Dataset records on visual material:
■ ■ ■
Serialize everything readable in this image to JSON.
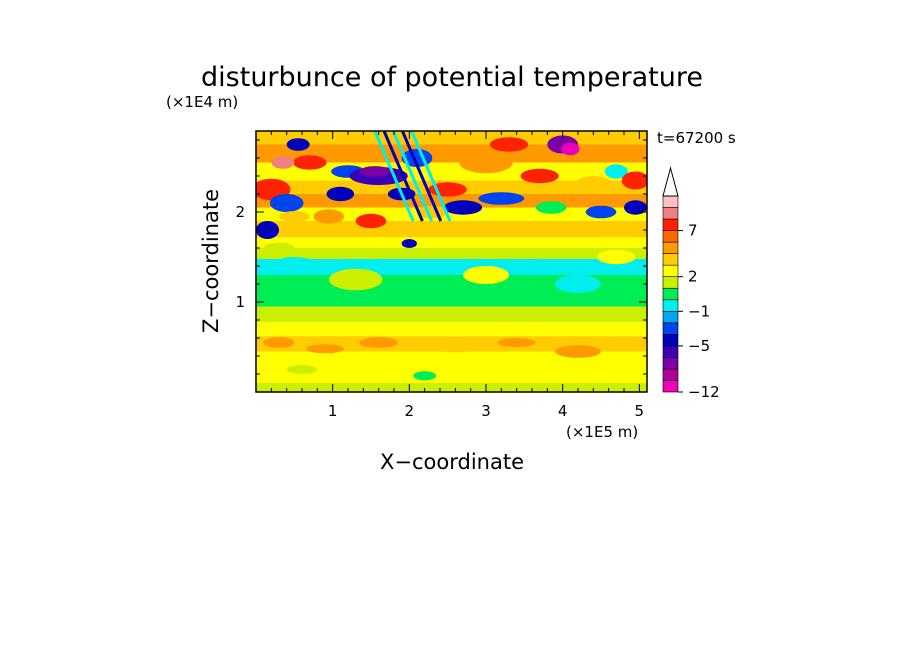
{
  "chart_data": {
    "type": "heatmap",
    "title": "disturbunce of potential temperature",
    "time_label": "t=67200 s",
    "xlabel": "X−coordinate",
    "ylabel": "Z−coordinate",
    "x_scale_label": "(×1E5 m)",
    "y_scale_label": "(×1E4 m)",
    "xlim": [
      0,
      5.1
    ],
    "ylim": [
      0,
      2.9
    ],
    "x_ticks": [
      "1",
      "2",
      "3",
      "4",
      "5"
    ],
    "y_ticks": [
      "1",
      "2"
    ],
    "colorbar": {
      "levels": [
        -12,
        -11,
        -9,
        -7,
        -5,
        -4,
        -3,
        -1,
        0,
        1,
        2,
        3,
        4,
        5,
        7,
        8,
        9
      ],
      "tick_labels": [
        "−12",
        "−5",
        "−1",
        "2",
        "7"
      ],
      "colors": [
        "#ee00bb",
        "#b0009b",
        "#7a00a6",
        "#3a00b8",
        "#0000bb",
        "#0044ee",
        "#00a6f0",
        "#00eeee",
        "#00ee55",
        "#ccee00",
        "#ffff00",
        "#ffcc00",
        "#ff9900",
        "#ff6600",
        "#ff2200",
        "#f08080",
        "#ffc0c0"
      ],
      "extend": "max"
    }
  }
}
■ ■ ■
Stated exercise:
Find each line holding "coordinate". Copy it out.

Exercise output:
    "xlabel": "X−coordinate",
    "ylabel": "Z−coordinate",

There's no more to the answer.